--- Begin Input rows ---

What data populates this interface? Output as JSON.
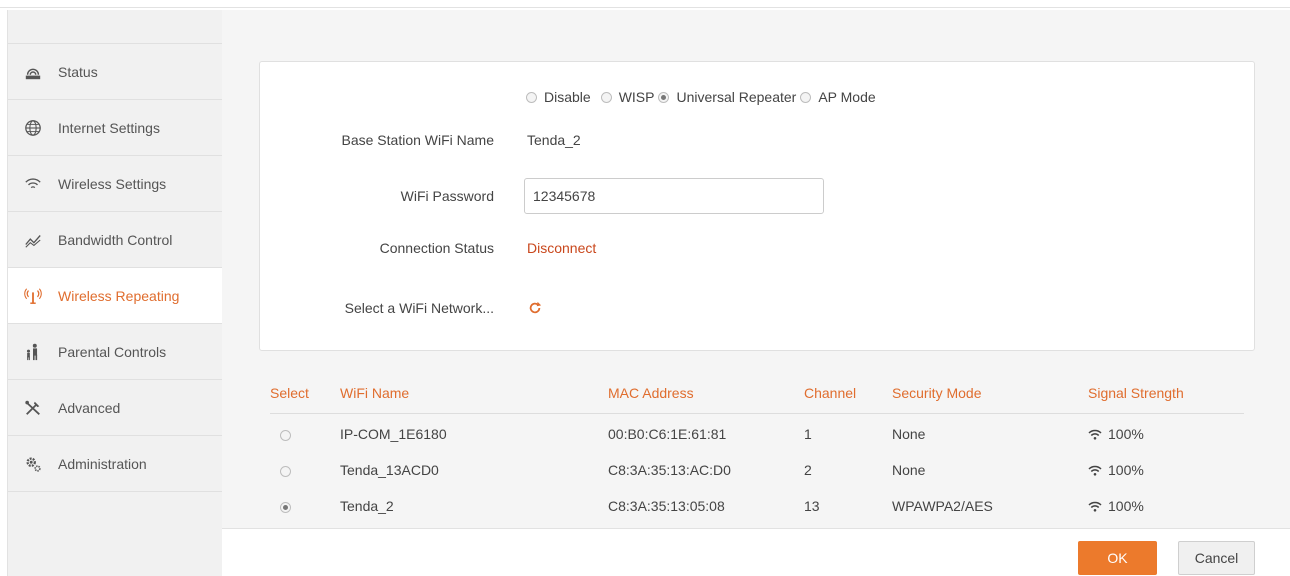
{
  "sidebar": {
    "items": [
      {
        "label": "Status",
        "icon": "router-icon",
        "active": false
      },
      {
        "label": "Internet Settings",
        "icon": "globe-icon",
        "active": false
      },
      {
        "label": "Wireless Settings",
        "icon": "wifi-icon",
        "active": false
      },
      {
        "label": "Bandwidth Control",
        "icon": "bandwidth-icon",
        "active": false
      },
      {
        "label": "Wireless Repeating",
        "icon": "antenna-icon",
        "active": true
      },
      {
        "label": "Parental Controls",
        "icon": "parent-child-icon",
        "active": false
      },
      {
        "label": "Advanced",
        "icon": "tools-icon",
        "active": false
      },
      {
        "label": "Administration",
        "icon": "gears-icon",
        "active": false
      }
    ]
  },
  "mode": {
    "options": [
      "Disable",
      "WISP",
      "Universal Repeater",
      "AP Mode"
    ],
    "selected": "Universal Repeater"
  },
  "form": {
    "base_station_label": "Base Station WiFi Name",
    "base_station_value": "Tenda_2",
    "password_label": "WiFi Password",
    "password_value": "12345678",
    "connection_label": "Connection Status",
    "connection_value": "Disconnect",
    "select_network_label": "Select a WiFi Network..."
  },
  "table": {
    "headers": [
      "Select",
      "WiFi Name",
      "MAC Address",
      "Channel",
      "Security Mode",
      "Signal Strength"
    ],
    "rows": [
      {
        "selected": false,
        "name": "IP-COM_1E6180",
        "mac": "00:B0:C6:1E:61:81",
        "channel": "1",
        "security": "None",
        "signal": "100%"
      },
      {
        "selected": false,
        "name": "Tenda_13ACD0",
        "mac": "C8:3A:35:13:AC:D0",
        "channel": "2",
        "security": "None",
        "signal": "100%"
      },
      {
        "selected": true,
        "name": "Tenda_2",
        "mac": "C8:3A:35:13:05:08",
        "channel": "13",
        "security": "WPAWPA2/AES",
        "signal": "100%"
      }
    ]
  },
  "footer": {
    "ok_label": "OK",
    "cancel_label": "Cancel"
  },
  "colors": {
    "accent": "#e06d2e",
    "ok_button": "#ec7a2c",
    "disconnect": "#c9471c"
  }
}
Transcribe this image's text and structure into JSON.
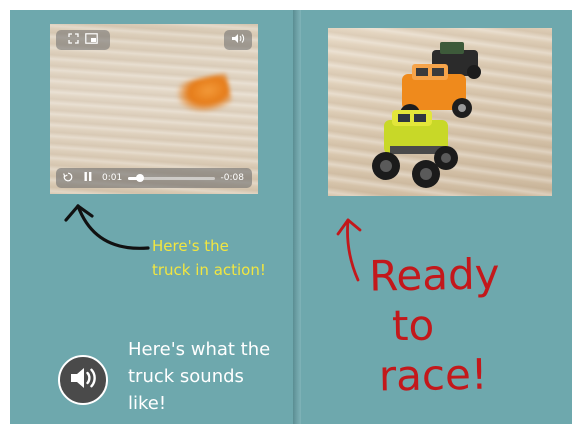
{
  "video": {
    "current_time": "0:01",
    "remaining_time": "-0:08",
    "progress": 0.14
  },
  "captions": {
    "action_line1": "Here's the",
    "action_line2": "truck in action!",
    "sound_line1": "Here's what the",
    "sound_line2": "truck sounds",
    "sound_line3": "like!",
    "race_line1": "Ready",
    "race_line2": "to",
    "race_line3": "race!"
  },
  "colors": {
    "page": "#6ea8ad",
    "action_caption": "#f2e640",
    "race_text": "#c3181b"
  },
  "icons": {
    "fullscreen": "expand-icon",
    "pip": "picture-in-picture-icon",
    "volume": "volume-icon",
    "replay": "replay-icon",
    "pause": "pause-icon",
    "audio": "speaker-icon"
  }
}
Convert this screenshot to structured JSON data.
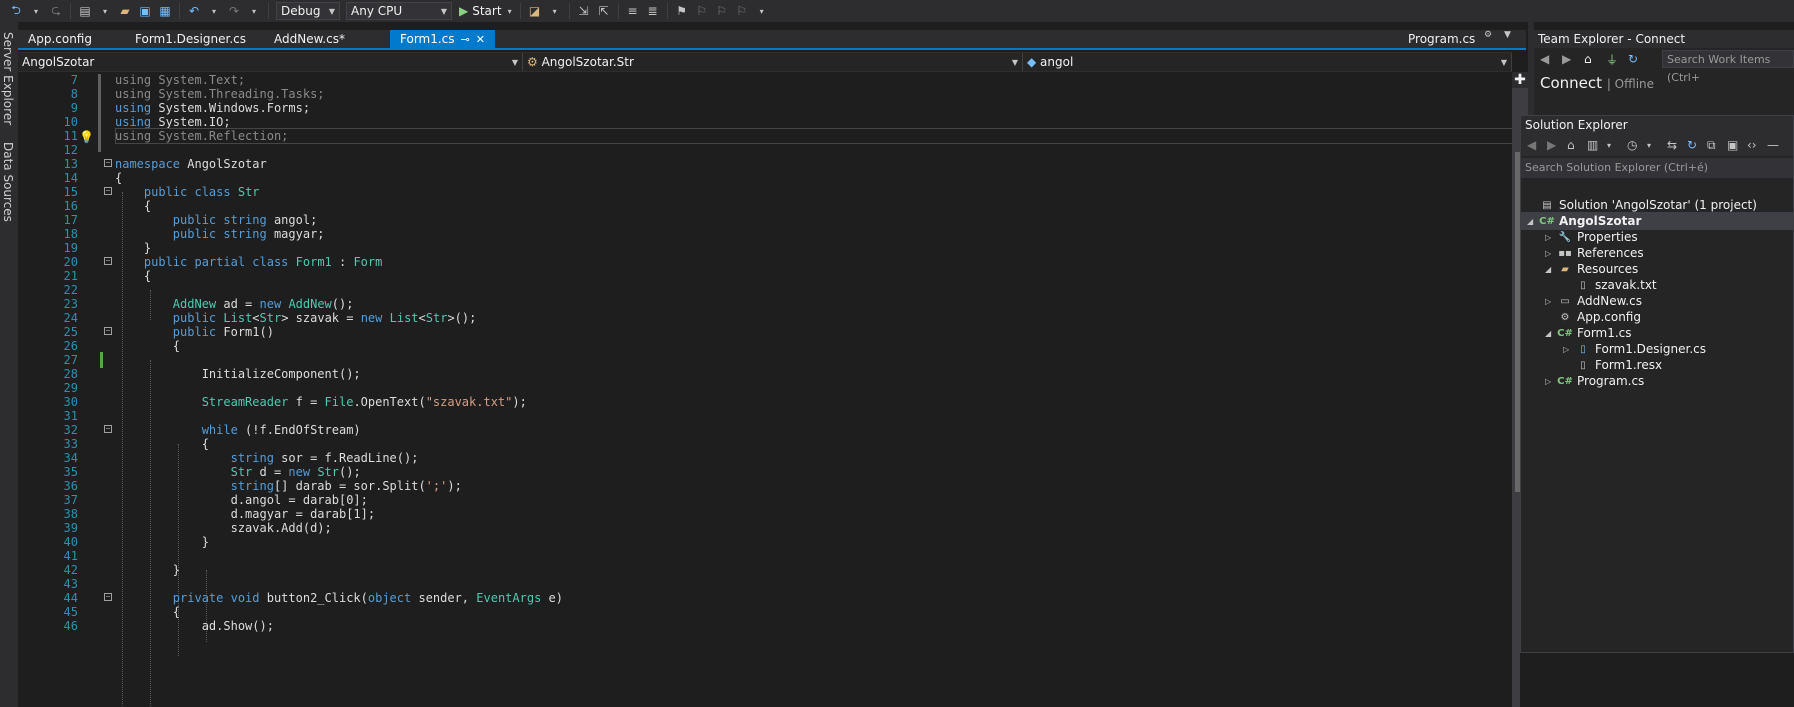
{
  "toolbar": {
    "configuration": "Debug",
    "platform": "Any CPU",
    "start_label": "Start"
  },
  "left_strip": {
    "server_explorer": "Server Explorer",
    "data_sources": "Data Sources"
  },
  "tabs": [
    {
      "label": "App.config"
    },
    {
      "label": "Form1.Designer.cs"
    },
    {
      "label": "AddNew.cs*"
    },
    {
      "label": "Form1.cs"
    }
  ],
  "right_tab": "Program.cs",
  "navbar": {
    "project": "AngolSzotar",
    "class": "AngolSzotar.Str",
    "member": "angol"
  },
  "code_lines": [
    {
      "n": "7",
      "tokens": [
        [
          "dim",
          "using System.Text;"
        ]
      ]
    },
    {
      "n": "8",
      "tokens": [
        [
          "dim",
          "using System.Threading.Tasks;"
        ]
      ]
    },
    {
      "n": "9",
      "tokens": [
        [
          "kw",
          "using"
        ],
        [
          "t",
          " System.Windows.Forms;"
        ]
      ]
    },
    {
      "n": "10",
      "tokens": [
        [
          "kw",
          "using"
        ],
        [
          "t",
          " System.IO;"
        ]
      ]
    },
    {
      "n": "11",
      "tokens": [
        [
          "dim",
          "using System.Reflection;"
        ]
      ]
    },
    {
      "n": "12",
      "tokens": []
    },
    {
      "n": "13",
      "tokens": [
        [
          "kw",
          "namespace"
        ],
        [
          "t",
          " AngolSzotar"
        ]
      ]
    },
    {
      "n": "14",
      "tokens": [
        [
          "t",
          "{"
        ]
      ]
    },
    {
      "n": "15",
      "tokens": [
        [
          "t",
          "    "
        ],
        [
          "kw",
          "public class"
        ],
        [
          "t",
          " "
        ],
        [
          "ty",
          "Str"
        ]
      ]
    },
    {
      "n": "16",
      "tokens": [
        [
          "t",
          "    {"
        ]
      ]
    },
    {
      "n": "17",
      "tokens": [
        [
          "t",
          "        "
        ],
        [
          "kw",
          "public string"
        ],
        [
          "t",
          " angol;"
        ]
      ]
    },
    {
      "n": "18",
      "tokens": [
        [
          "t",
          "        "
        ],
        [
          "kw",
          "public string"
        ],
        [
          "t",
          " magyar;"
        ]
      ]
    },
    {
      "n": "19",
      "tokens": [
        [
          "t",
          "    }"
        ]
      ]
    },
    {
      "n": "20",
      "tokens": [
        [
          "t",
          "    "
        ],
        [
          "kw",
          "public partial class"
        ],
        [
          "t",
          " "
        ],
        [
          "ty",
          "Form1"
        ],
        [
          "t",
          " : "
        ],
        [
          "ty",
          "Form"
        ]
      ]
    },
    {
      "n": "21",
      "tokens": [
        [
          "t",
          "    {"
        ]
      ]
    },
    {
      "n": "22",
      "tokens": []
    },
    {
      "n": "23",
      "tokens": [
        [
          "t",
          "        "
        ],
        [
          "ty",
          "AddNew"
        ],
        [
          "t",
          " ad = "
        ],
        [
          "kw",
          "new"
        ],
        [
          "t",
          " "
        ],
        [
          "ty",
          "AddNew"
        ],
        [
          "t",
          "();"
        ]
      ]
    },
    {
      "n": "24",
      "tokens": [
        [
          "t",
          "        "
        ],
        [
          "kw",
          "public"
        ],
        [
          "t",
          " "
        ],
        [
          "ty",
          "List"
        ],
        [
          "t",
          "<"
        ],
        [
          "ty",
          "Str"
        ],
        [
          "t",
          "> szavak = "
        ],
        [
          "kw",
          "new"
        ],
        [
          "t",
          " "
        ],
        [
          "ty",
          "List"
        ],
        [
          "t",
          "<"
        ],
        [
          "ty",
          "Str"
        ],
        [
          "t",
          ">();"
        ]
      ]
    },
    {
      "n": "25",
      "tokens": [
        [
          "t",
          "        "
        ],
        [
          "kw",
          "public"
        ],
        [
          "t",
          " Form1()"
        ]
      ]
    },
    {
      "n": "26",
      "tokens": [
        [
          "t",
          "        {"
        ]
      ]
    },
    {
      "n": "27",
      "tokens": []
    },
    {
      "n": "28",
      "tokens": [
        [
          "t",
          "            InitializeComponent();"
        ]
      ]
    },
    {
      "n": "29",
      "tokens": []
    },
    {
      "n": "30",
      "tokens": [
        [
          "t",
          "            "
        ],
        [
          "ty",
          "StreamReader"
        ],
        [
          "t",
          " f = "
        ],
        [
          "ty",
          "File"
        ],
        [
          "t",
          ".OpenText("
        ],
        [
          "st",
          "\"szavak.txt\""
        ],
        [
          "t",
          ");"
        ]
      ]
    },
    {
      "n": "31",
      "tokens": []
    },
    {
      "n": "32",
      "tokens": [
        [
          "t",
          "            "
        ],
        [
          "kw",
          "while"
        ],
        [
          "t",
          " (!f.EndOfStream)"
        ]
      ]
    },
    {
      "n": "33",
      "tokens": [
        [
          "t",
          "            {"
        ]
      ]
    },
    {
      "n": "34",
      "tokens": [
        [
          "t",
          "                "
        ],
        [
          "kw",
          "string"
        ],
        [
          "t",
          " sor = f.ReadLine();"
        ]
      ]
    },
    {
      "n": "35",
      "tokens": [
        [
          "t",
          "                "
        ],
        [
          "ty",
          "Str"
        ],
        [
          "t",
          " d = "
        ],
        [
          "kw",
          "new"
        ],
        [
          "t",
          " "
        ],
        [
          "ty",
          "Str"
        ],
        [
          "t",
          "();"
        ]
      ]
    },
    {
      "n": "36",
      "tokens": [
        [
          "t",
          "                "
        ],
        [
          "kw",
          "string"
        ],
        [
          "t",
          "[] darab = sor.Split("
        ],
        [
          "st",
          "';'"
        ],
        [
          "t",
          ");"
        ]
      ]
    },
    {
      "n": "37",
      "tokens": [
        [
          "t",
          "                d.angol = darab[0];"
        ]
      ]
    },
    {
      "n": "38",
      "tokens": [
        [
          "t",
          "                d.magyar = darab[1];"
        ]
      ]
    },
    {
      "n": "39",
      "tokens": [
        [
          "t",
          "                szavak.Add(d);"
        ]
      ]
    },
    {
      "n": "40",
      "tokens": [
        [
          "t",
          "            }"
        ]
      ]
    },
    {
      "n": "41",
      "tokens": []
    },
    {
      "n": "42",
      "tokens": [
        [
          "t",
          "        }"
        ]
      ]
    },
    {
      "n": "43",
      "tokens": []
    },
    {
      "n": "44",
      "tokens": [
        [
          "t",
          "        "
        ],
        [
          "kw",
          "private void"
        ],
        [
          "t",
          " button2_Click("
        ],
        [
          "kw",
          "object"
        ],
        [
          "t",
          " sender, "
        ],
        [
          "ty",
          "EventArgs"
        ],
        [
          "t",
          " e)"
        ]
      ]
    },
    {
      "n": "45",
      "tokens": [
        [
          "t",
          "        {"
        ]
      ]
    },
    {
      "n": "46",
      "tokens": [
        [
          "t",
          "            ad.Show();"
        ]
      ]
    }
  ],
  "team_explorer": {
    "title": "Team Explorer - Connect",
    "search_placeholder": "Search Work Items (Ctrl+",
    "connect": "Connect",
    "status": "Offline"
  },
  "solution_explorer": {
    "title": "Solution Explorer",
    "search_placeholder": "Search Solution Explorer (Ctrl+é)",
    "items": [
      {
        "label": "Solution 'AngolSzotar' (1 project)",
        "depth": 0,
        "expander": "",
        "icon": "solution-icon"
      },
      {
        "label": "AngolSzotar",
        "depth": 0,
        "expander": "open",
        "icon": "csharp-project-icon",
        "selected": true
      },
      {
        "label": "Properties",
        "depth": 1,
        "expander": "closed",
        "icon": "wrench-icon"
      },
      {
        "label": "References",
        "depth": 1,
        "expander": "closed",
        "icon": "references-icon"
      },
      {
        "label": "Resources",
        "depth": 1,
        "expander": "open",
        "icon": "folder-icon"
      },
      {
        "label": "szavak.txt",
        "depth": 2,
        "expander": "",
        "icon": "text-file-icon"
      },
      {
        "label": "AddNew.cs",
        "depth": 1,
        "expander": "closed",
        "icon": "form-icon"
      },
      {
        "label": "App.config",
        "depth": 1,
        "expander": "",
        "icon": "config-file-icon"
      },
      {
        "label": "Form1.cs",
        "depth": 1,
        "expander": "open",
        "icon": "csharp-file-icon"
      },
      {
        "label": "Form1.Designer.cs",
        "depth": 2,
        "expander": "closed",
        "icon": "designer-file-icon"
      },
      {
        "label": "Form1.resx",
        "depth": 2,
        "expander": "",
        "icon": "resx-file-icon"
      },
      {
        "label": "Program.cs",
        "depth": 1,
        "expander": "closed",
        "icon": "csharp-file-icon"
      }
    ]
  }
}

--- End Input rows ---

Find each line with the string "Repeater" and copy it out.

      "Universal Repeater",
    "selected": "Universal Repeater"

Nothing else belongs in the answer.